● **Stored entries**
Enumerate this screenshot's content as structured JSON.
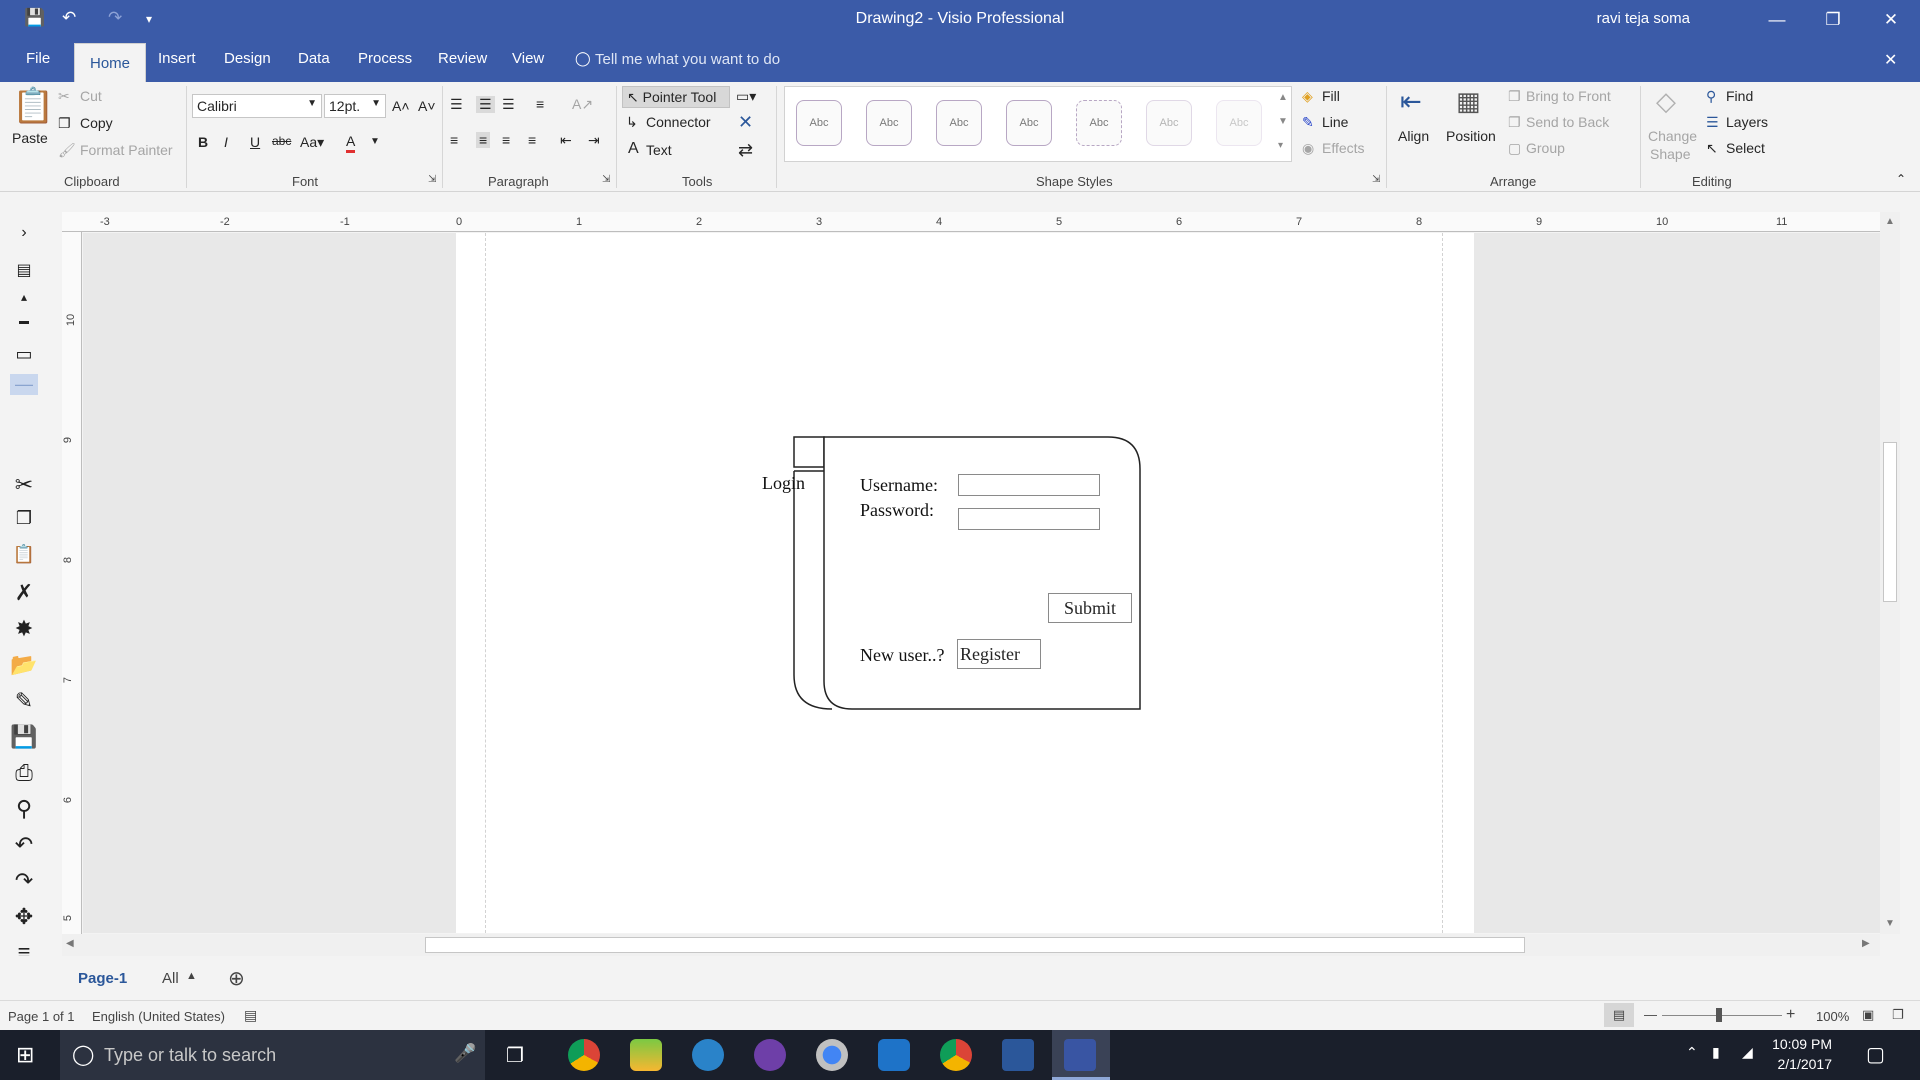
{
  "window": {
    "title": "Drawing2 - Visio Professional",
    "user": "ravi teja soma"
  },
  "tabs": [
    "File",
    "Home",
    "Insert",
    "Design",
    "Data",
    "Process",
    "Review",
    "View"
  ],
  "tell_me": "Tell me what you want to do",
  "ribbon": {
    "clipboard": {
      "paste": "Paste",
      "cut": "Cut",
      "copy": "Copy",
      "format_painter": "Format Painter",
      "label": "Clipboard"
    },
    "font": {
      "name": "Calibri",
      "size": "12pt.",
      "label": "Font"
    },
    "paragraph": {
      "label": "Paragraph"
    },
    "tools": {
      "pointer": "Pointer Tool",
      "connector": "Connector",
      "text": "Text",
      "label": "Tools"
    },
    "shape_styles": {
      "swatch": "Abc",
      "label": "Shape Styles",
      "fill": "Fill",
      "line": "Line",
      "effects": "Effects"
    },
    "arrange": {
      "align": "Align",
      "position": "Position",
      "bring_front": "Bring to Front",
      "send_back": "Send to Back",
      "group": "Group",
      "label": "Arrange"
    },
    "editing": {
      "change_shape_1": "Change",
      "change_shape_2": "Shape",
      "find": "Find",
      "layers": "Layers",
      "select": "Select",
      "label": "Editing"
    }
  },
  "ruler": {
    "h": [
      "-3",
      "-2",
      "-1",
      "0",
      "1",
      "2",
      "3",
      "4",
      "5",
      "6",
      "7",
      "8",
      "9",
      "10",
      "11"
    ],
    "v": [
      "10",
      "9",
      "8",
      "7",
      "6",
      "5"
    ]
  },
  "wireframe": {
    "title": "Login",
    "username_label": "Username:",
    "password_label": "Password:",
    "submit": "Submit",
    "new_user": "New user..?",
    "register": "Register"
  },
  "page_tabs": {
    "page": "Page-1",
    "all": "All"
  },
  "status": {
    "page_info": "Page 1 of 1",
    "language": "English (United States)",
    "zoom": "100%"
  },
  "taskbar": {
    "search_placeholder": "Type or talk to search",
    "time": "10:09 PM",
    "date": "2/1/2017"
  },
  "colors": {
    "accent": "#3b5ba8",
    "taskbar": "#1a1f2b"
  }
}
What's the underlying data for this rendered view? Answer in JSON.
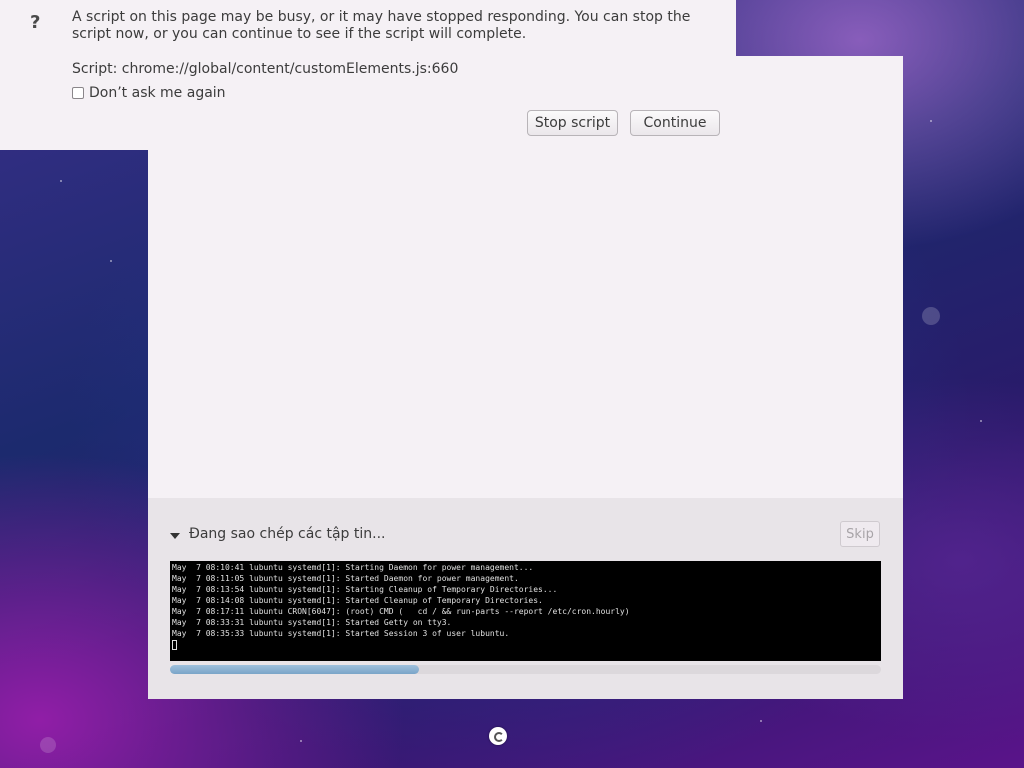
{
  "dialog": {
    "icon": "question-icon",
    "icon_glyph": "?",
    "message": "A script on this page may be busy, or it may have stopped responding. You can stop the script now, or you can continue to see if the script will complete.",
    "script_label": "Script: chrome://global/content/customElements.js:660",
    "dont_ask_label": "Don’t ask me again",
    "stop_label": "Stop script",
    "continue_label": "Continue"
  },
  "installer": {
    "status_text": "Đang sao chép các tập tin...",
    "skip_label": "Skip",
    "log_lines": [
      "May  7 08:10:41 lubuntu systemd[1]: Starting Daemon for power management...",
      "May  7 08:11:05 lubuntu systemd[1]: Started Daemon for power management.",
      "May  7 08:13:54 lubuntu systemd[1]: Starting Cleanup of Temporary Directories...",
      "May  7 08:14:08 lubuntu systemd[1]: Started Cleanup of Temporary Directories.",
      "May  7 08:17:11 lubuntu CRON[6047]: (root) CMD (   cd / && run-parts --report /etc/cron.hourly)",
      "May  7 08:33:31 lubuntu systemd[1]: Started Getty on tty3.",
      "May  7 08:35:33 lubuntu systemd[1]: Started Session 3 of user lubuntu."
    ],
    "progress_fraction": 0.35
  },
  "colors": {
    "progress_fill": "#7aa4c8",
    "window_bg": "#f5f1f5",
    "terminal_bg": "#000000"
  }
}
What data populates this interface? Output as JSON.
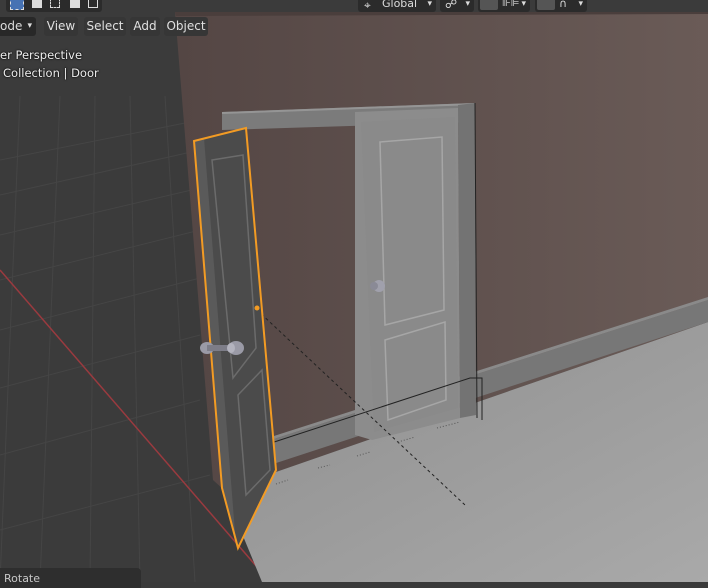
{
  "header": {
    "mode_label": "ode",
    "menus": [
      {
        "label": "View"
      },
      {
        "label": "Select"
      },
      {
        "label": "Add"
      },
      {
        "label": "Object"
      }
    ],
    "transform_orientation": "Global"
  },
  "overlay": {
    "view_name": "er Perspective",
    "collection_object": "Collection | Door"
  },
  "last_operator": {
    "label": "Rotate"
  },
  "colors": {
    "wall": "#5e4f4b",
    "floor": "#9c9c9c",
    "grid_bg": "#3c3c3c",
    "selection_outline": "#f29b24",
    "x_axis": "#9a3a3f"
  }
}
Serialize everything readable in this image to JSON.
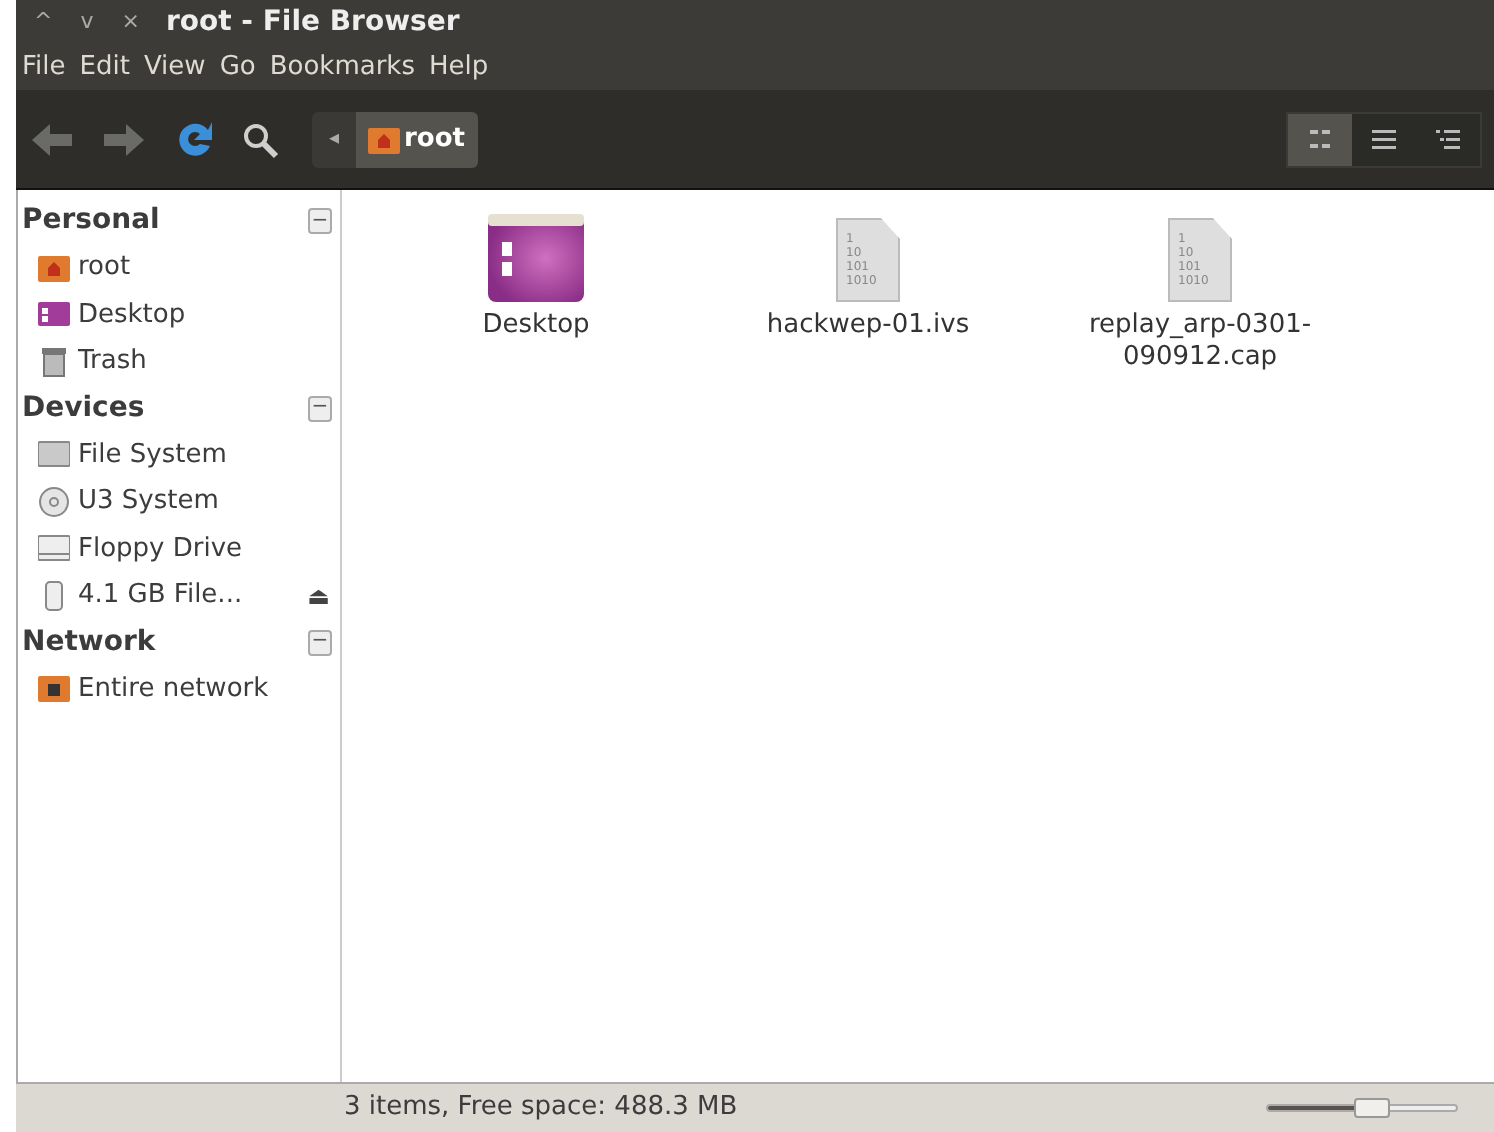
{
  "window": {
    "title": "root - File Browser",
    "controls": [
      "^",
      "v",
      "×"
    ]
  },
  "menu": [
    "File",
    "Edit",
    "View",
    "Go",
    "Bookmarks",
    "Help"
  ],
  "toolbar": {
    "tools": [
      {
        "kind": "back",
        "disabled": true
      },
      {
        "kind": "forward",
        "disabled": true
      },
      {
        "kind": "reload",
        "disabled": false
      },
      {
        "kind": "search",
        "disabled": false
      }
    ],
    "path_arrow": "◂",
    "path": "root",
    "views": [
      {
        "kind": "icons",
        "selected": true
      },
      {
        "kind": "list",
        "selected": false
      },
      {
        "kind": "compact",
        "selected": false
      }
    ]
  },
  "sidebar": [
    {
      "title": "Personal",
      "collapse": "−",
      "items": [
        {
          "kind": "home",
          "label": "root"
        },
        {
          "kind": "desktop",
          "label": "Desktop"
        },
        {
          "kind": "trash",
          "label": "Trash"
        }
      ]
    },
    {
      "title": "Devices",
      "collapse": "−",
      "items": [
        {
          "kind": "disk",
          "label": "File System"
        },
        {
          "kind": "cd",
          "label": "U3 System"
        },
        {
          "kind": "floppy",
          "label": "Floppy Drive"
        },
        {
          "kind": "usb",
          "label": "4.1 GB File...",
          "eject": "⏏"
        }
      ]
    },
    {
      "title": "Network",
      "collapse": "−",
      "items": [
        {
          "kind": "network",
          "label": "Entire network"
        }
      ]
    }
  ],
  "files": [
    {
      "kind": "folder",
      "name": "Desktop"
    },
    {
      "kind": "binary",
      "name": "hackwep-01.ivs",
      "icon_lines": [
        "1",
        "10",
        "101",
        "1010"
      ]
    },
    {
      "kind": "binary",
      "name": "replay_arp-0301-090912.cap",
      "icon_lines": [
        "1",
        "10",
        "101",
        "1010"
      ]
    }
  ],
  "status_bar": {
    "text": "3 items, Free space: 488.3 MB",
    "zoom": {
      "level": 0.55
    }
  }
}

● **The task**
Reply with nothing but the number of lines that contain the word "Starting".

● **Answer**
2